**Page extract**

On the issue of passive deponents, Pennington regards these as middle in voice but with passive forms.36 The reason these middle verbs have passive forms is that “the middle voice form was losing ground to the passive,” such that the passive forms are gradually replacing the older middle forms.37 Labeling this phenomenon as a “slipping of register,” Pennington suggests that in such cases, the aorist middle should have been employed, but because such forms are disappearing, “it is not uncommon for authors to accidentally utilize the more common aorist passive forms.”38
In his dissertation completed in 2010, Stratton Ladewig has spoken in defense of the term “deponency.”39 Since his is the only work that gives an up-to-date defense of deponency at a serious level, it is necessary to engage his key theses. While Taylor has pointed out that the term “deponency” was not applied to Greek until the Latinization of the Renaissance period, Ladewig argues that, while the term is not found in the earliest Greek grammars, the concept is.40 If this claim were to be substantiated, it would, of course, offer a powerful argument in defense of deponency.

**Prompt a**
Summarize the passage on Greek deponency in two sentences.

**Given entries**
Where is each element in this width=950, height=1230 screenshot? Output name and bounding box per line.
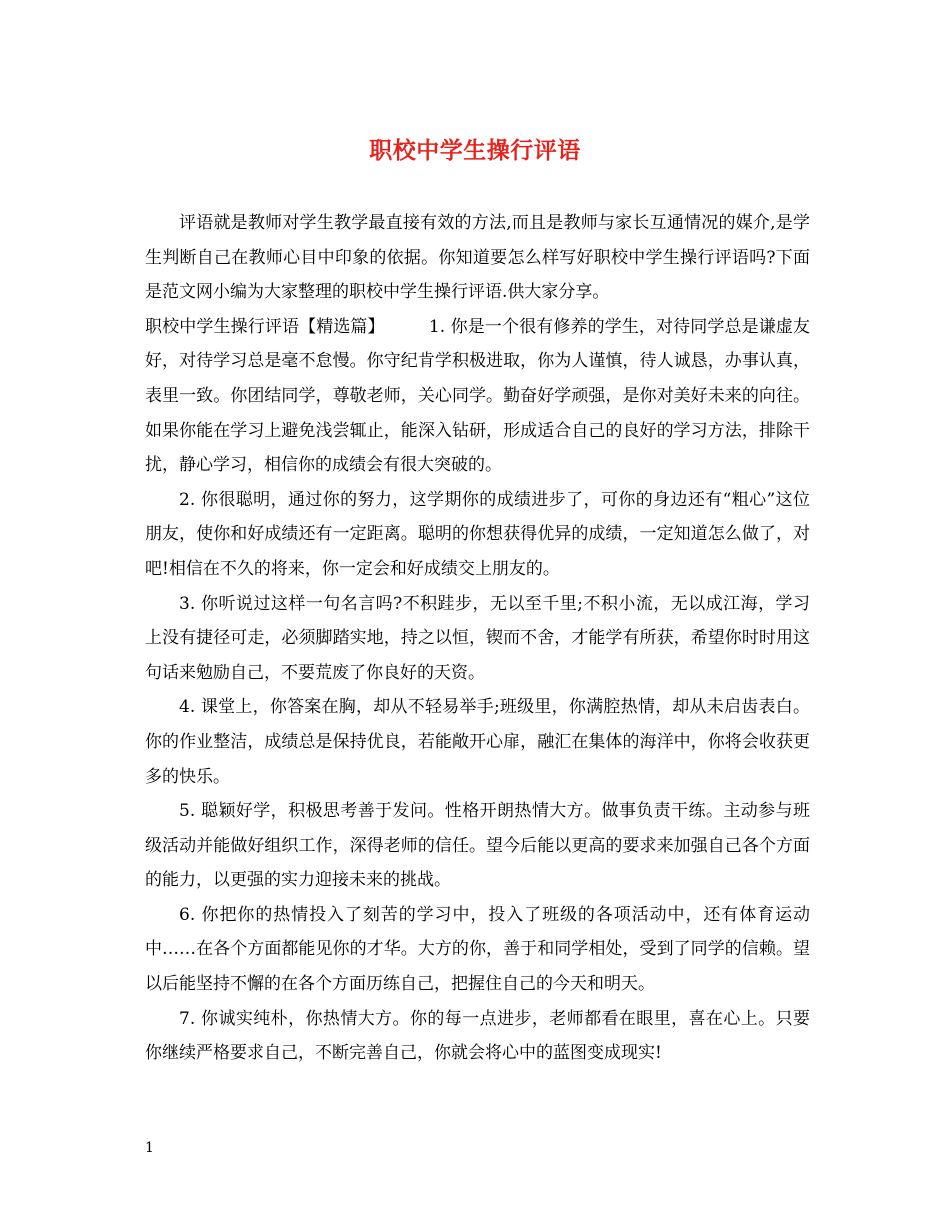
first-comment-paragraph (145, 310, 810, 483)
document-body (145, 206, 810, 1071)
comment-item-6: 6. 你把你的热情投入了刻苦的学习中，投入了班级的各项活动中，还有体育运动中……在各个方面都能见你的才华。大方的你，善于和同学相处，受到了同学的信赖。望以后能坚持不懈的在各个方面历练自己，把握住自己的今天和明天。 (145, 904, 810, 995)
comment-item-7: 7. 你诚实纯朴，你热情大方。你的每一点进步，老师都看在眼里，喜在心上。只要你继续严格要求自己，不断完善自己，你就会将心中的蓝图变成现实! (145, 1008, 810, 1064)
comment-item-4: 4. 课堂上，你答案在胸，却从不轻易举手;班级里，你满腔热情，却从未启齿表白。你的作业整洁，成绩总是保持优良，若能敞开心扉，融汇在集体的海洋中，你将会收获更多的快乐。 (145, 697, 810, 787)
comment-item-3: 3. 你听说过这样一句名言吗?不积跬步，无以至千里;不积小流，无以成江海，学习上没有捷径可走，必须脚踏实地，持之以恒，锲而不舍，才能学有所获，希望你时时用这句话来勉励自己，不要荒废了你良好的天资。 (145, 593, 810, 683)
intro-paragraph: 评语就是教师对学生教学最直接有效的方法,而且是教师与家长互通情况的媒介,是学生判断自己在教师心目中印象的依据。你知道要怎么样写好职校中学生操行评语吗?下面是范文网小编为大家整理的职校中学生操行评语.供大家分享。 (145, 213, 810, 303)
comment-item-2: 2. 你很聪明，通过你的努力，这学期你的成绩进步了，可你的身边还有“粗心”这位朋友，使你和好成绩还有一定距离。聪明的你想获得优异的成绩，一定知道怎么做了，对吧!相信在不久的将来，你一定会和好成绩交上朋友的。 (145, 489, 810, 579)
page-number: 1 (145, 1140, 154, 1156)
document-title: 职校中学生操行评语 (369, 137, 581, 164)
comment-item-1: 1. 你是一个很有修养的学生，对待同学总是谦虚友好，对待学习总是毫不怠慢。你守纪肯学积极进取，你为人谨慎，待人诚恳，办事认真，表里一致。你团结同学，尊敬老师，关心同学。勤奋好学顽强，是你对美好未来的向往。如果你能在学习上避免浅尝辄止，能深入钻研，形成适合自己的良好的学习方法，排除干扰，静心学习，相信你的成绩会有很大突破的。 (145, 316, 811, 476)
comment-item-5: 5. 聪颖好学，积极思考善于发问。性格开朗热情大方。做事负责干练。主动参与班级活动并能做好组织工作，深得老师的信任。望今后能以更高的要求来加强自己各个方面的能力，以更强的实力迎接未来的挑战。 (145, 801, 810, 891)
section-subheading: 职校中学生操行评语【精选篇】 (145, 316, 385, 337)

**Prompt b**
Recast lines from the records as a JSON list of strings, one string per line and no blank lines, beginning at the line that has "first-comment-paragraph (145, 310, 810, 483)" and stopping after the line that has "213, 810, 303)".

**Solution a**
Pennington treats passive deponents as middle verbs with passive forms, explaining that passive forms were displacing the older middle forms, so authors sometimes used the aorist passive where the aorist middle should have been employed. In his 2010 dissertation, Stratton Ladewig defends the term "deponency," arguing that although the term is absent from the earliest Greek grammars, the concept is present in them.

**Solution b**
[
  "first-comment-paragraph (145, 310, 810, 483)",
  "document-body (145, 206, 810, 1071)",
  "comment-item-6: 6. 你把你的热情投入了刻苦的学习中，投入了班级的各项活动中，还有体育运动中……在各个方面都能见你的才华。大方的你，善于和同学相处，受到了同学的信赖。望以后能坚持不懈的在各个方面历练自己，把握住自己的今天和明天。 (145, 904, 810, 995)",
  "comment-item-7: 7. 你诚实纯朴，你热情大方。你的每一点进步，老师都看在眼里，喜在心上。只要你继续严格要求自己，不断完善自己，你就会将心中的蓝图变成现实! (145, 1008, 810, 1064)",
  "comment-item-4: 4. 课堂上，你答案在胸，却从不轻易举手;班级里，你满腔热情，却从未启齿表白。你的作业整洁，成绩总是保持优良，若能敞开心扉，融汇在集体的海洋中，你将会收获更多的快乐。 (145, 697, 810, 787)",
  "comment-item-3: 3. 你听说过这样一句名言吗?不积跬步，无以至千里;不积小流，无以成江海，学习上没有捷径可走，必须脚踏实地，持之以恒，锲而不舍，才能学有所获，希望你时时用这句话来勉励自己，不要荒废了你良好的天资。 (145, 593, 810, 683)",
  "intro-paragraph: 评语就是教师对学生教学最直接有效的方法,而且是教师与家长互通情况的媒介,是学生判断自己在教师心目中印象的依据。你知道要怎么样写好职校中学生操行评语吗?下面是范文网小编为大家整理的职校中学生操行评语.供大家分享。 (145, 213, 810, 303)"
]